* To be done *
Of the lines in the entries, how many hold the word "physical"? Give that number alone.

* Dataset *
+++

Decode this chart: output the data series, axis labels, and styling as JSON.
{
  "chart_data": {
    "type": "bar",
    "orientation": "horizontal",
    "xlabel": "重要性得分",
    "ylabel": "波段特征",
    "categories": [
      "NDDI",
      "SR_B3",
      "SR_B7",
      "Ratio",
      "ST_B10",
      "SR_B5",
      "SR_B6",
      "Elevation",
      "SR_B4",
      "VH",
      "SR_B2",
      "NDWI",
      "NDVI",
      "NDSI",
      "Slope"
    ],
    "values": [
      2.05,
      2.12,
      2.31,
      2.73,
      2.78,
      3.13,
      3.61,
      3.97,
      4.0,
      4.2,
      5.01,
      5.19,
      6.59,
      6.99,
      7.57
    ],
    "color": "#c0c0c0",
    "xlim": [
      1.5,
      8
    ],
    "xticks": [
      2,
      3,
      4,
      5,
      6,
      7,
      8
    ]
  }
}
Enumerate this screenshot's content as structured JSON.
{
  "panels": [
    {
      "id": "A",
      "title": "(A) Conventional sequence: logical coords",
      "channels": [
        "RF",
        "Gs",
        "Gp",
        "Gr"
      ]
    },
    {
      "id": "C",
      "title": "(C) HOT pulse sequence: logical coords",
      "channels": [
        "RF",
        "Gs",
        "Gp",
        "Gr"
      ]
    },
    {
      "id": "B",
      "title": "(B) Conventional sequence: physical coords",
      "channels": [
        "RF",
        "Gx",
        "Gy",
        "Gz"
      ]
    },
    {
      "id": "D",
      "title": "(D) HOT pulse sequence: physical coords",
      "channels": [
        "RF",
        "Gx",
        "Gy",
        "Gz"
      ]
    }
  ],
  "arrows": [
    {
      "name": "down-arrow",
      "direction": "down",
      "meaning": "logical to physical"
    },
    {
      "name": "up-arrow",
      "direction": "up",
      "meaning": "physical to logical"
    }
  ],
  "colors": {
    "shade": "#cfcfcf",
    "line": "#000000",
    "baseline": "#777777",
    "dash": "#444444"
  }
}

+++

* The answer *
4